• [GIVEN DATA]

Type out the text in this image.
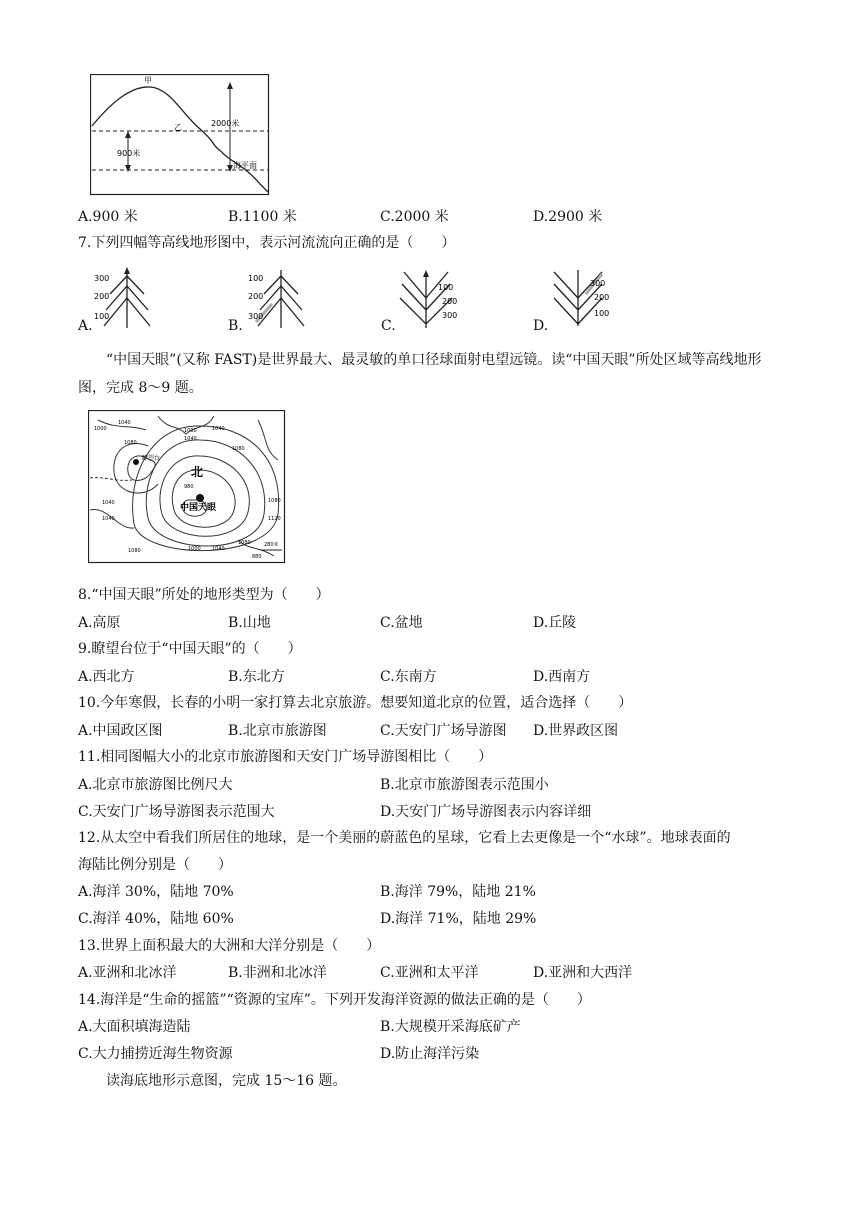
甲
乙	2000米
900米
海平面
A.900 米	B.1100 米	C.2000 米	D.2900 米
7.下列四幅等高线地形图中，表示河流流向正确的是（　　）
A.
300
200
100
B.
100
200
300
C.
100
200
300
D.
300
200
100
“中国天眼”(又称 FAST)是世界最大、最灵敏的单口径球面射电望远镜。读“中国天眼”所处区域等高线地形图，完成 8～9 题。
瞭望台
中国天眼
北
1000
1040
1080
1000
1040
1040
1080
980
1040	1080
1120
1040
1080	1000 1040
1080
880
280米
8.“中国天眼”所处的地形类型为（　　）
A.高原	B.山地	C.盆地	D.丘陵
9.瞭望台位于“中国天眼”的（　　）
A.西北方	B.东北方	C.东南方	D.西南方
10.今年寒假，长春的小明一家打算去北京旅游。想要知道北京的位置，适合选择（　　）
A.中国政区图	B.北京市旅游图	C.天安门广场导游图 D.世界政区图
11.相同图幅大小的北京市旅游图和天安门广场导游图相比（　　）
A.北京市旅游图比例尺大	B.北京市旅游图表示范围小
C.天安门广场导游图表示范围大	D.天安门广场导游图表示内容详细
12.从太空中看我们所居住的地球，是一个美丽的蔚蓝色的星球，它看上去更像是一个“水球”。地球表面的
海陆比例分别是（　　）
A.海洋 30%，陆地 70%	B.海洋 79%，陆地 21%
C.海洋 40%，陆地 60%	D.海洋 71%，陆地 29%
13.世界上面积最大的大洲和大洋分别是（　　）
A.亚洲和北冰洋	B.非洲和北冰洋	C.亚洲和太平洋	D.亚洲和大西洋
14.海洋是“生命的摇篮”“资源的宝库”。下列开发海洋资源的做法正确的是（　　）
A.大面积填海造陆	B.大规模开采海底矿产
C.大力捕捞近海生物资源	D.防止海洋污染
读海底地形示意图，完成 15～16 题。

• [WHAT TO WORK ON] Leave out every picture and copy the rest of the records exactly.

• [ANSWER TO THE TASK]
Type out the text in this image.
甲
乙	2000米
900米
海平面
A.900 米	B.1100 米	C.2000 米	D.2900 米
7.下列四幅等高线地形图中，表示河流流向正确的是（　　）
A.
300
200
100
B.
100
200
300
C.
100
200
300
D.
300
200
100
“中国天眼”(又称 FAST)是世界最大、最灵敏的单口径球面射电望远镜。读“中国天眼”所处区域等高线地形图，完成 8～9 题。
瞭望台
中国天眼
北
1000
1040
1080
1000
1040
1040
1080
980
1040	1080
1120
1040
1080	1000 1040
1080
880
280米
8.“中国天眼”所处的地形类型为（　　）
A.高原	B.山地	C.盆地	D.丘陵
9.瞭望台位于“中国天眼”的（　　）
A.西北方	B.东北方	C.东南方	D.西南方
10.今年寒假，长春的小明一家打算去北京旅游。想要知道北京的位置，适合选择（　　）
A.中国政区图	B.北京市旅游图	C.天安门广场导游图 D.世界政区图
11.相同图幅大小的北京市旅游图和天安门广场导游图相比（　　）
A.北京市旅游图比例尺大	B.北京市旅游图表示范围小
C.天安门广场导游图表示范围大	D.天安门广场导游图表示内容详细
12.从太空中看我们所居住的地球，是一个美丽的蔚蓝色的星球，它看上去更像是一个“水球”。地球表面的
海陆比例分别是（　　）
A.海洋 30%，陆地 70%	B.海洋 79%，陆地 21%
C.海洋 40%，陆地 60%	D.海洋 71%，陆地 29%
13.世界上面积最大的大洲和大洋分别是（　　）
A.亚洲和北冰洋	B.非洲和北冰洋	C.亚洲和太平洋	D.亚洲和大西洋
14.海洋是“生命的摇篮”“资源的宝库”。下列开发海洋资源的做法正确的是（　　）
A.大面积填海造陆	B.大规模开采海底矿产
C.大力捕捞近海生物资源	D.防止海洋污染
读海底地形示意图，完成 15～16 题。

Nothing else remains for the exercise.